- _Reading text_:
######

Splunk Search
Highlighted

How can I join two huge datasets (millions of records) with different numbers of fields (and no timestamp)?

Motivator

Hi Splunkers,

I have tried stats dc(sourcetype) as count by commonfield | where count > 1. I assume this search is fetching all records to SH and doing statistics as a results its consuming space in Gigs in search head. its very time consuming. if you have done some thing to two compare two big data sets please guys advice me.

Note: These two data sets don't have a timestamp. The size of the two data sets is 300 million records x 1 field and 20 million records x 3 fields.

0 Karma
Highlighted

Re: How can I join two huge datasets (millions of records) with different numbers of fields (and no timestamp)?

Motivator

@somesoni2,

Sir, I have been told that we can use coalesce to join two big data sets.

I have seen that you have used coalesce in post like below,

index=abc OR index=def | eval commonfield=coalesce(field1,field4) | makemv commonfield delim="," | mvexpand commonfield | stats list() as * by commonfield | where isnotnull(field4) | eval temp=mvzip(field4,field5,"#") | mvexpand temp | rex field=temp "(?.)#(?.*)" | fields - temp commonfield

but, I am not sure how to use that.

please help me.

0 Karma
Highlighted

Re: How can I join two huge datasets (millions of records) with different numbers of fields (and no timestamp)?

Motivator

sample data:

index a:
field1,field2,field3

index b:
field4

field3 and field4 are same. but there is not timestamp in those fields.

0 Karma
Highlighted

Re: How can I join two huge datasets (millions of records) with different numbers of fields (and no timestamp)?

SplunkTrust
SplunkTrust

First of all, no sir.

You can do something like this (for inner join, data available in both indexes). It would be better if you can also provide your expected output.

index=a OR index=b | fields index field1 field2 field3 field4 | eval commonfield=coalesce(field3,field4) | stats dc(index) as indexes values(field1) as field1 values(field2) as field2 by commonfield | where indexes=2

View solution in original post

Highlighted

Re: How can I join two huge datasets (millions of records) with different numbers of fields (and no timestamp)?

Motivator

first of all thanks a lot for your swift response..
Expected output:

field1,field2,field3

but, my concern is its taking more storage space while calculating. I have not used coalesce.. i used stats after renaming the field4 to field3.

this is what i have done.
index=a OR index=b | rename field4 as field3 | stats dc(index) as count values(field1) values(field2) by field3 | where count>1

its killing my storage. is there any difference using rename and coaleasce.

######

- _Records for this exercise_:

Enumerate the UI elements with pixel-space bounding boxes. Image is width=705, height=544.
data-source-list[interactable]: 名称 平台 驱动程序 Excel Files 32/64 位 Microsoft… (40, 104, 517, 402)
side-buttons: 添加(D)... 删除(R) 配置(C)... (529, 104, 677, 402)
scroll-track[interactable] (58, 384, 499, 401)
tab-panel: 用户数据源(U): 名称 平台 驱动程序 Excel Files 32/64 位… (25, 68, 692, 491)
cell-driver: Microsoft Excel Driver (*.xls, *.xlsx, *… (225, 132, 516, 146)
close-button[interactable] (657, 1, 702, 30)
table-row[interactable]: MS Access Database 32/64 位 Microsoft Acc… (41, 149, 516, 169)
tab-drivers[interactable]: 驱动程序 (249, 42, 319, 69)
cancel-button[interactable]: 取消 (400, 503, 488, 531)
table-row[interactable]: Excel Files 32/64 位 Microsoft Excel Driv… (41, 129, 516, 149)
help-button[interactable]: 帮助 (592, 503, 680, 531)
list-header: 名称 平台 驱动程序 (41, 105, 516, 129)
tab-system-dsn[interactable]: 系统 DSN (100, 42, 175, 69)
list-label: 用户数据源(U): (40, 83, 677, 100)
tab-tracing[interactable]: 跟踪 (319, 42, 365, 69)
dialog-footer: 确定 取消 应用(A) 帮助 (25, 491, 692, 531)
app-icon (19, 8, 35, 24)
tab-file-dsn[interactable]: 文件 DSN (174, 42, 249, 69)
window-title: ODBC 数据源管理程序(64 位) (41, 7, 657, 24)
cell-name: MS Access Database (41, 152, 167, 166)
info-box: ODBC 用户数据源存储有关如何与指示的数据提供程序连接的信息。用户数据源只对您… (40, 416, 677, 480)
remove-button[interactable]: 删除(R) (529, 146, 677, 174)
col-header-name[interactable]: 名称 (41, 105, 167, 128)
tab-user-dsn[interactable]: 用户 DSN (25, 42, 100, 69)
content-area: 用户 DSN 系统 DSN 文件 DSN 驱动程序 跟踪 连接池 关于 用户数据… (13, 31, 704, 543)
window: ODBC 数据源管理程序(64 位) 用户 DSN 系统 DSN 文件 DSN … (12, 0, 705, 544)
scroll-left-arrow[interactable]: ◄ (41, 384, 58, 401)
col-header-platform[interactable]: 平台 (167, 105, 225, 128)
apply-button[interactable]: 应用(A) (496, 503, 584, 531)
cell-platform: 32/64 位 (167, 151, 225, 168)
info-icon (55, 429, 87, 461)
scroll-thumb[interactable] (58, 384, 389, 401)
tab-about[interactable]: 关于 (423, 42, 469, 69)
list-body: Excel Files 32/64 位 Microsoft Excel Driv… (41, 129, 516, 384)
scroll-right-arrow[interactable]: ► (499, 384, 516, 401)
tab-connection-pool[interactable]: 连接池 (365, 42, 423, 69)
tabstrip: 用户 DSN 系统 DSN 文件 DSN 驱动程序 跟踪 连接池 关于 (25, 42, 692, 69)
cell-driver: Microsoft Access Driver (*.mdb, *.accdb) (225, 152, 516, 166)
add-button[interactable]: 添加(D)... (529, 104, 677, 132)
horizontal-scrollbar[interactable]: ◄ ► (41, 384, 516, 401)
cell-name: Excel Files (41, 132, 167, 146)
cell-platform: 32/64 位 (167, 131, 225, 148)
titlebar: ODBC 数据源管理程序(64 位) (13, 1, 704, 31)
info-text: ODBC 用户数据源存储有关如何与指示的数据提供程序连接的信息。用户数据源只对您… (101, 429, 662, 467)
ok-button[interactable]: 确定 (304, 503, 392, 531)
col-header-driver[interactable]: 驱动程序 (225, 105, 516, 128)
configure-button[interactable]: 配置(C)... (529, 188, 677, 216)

######

- _Parts of the exercise_:
A – Please reproduce the entries word for word, starting with their first line and ending after the line that contains "scroll-left-arrow[interactable]: ◄ (41, 384, 58, 401)".
B – Extend the forum thread on joining two large Splunk datasets, picking up right after its last line.

- _Task-by-task results_:
A –
Enumerate the UI elements with pixel-space bounding boxes. Image is width=705, height=544.
data-source-list[interactable]: 名称 平台 驱动程序 Excel Files 32/64 位 Microsoft… (40, 104, 517, 402)
side-buttons: 添加(D)... 删除(R) 配置(C)... (529, 104, 677, 402)
scroll-track[interactable] (58, 384, 499, 401)
tab-panel: 用户数据源(U): 名称 平台 驱动程序 Excel Files 32/64 位… (25, 68, 692, 491)
cell-driver: Microsoft Excel Driver (*.xls, *.xlsx, *… (225, 132, 516, 146)
close-button[interactable] (657, 1, 702, 30)
table-row[interactable]: MS Access Database 32/64 位 Microsoft Acc… (41, 149, 516, 169)
tab-drivers[interactable]: 驱动程序 (249, 42, 319, 69)
cancel-button[interactable]: 取消 (400, 503, 488, 531)
table-row[interactable]: Excel Files 32/64 位 Microsoft Excel Driv… (41, 129, 516, 149)
help-button[interactable]: 帮助 (592, 503, 680, 531)
list-header: 名称 平台 驱动程序 (41, 105, 516, 129)
tab-system-dsn[interactable]: 系统 DSN (100, 42, 175, 69)
list-label: 用户数据源(U): (40, 83, 677, 100)
tab-tracing[interactable]: 跟踪 (319, 42, 365, 69)
dialog-footer: 确定 取消 应用(A) 帮助 (25, 491, 692, 531)
app-icon (19, 8, 35, 24)
tab-file-dsn[interactable]: 文件 DSN (174, 42, 249, 69)
window-title: ODBC 数据源管理程序(64 位) (41, 7, 657, 24)
cell-name: MS Access Database (41, 152, 167, 166)
info-box: ODBC 用户数据源存储有关如何与指示的数据提供程序连接的信息。用户数据源只对您… (40, 416, 677, 480)
remove-button[interactable]: 删除(R) (529, 146, 677, 174)
col-header-name[interactable]: 名称 (41, 105, 167, 128)
tab-user-dsn[interactable]: 用户 DSN (25, 42, 100, 69)
content-area: 用户 DSN 系统 DSN 文件 DSN 驱动程序 跟踪 连接池 关于 用户数据… (13, 31, 704, 543)
window: ODBC 数据源管理程序(64 位) 用户 DSN 系统 DSN 文件 DSN … (12, 0, 705, 544)
scroll-left-arrow[interactable]: ◄ (41, 384, 58, 401)

B –
0 Karma
Highlighted

Re: How can I join two huge datasets (millions of records) with different numbers of fields (and no timestamp)?

SplunkTrust
SplunkTrust

I'm afraid it's because of too many rows. Sometime including a fields or table command to limit the number of fields helps.

index=a OR index=b | table field1 field2 field3 field3 | eval field3=coalesce(field3,field4)  | stats dc(index) as count values(field1) values(field2) by field3 | where count>1
0 Karma
Highlighted

Re: How can I join two huge datasets (millions of records) with different numbers of fields (and no timestamp)?

SplunkTrust
SplunkTrust

The fields command is the important one for reducing storage. If you don't put that one in, then your | stats list(*) is keeping literally EVERY field in both files.

Try this -

index=a OR index=b | fields field1 field2 field3 field4 
| rename field4 as field3 
| stats dc(index) as indexcount, values(field1) as field1, values(field2) as field2 by field3 
| where indexcount>1
0 Karma
Highlighted

Re: How can I join two huge datasets (millions of records) with different numbers of fields (and no timestamp)?

Motivator

Thanks for your answers..

I have tried renaming field and i dont have more than 3 fields in one dataset and one field in another dataset.

I am much interested to know if there is any way to achieve this .easily

0 Karma
Highlighted

Re: How can I join two huge datasets (millions of records) with different numbers of fields (and no timestamp)?

Motivator

Thanks for your answers. fields and coalesce did good job.

Highlighted

Re: How can I join two huge datasets (millions of records) with different numbers of fields (and no timestamp)?

SplunkTrust
SplunkTrust

@thambisetty - you are welcome! We've moved the comment to answer. Please accept somesoni2's answer so that the question will show as solved.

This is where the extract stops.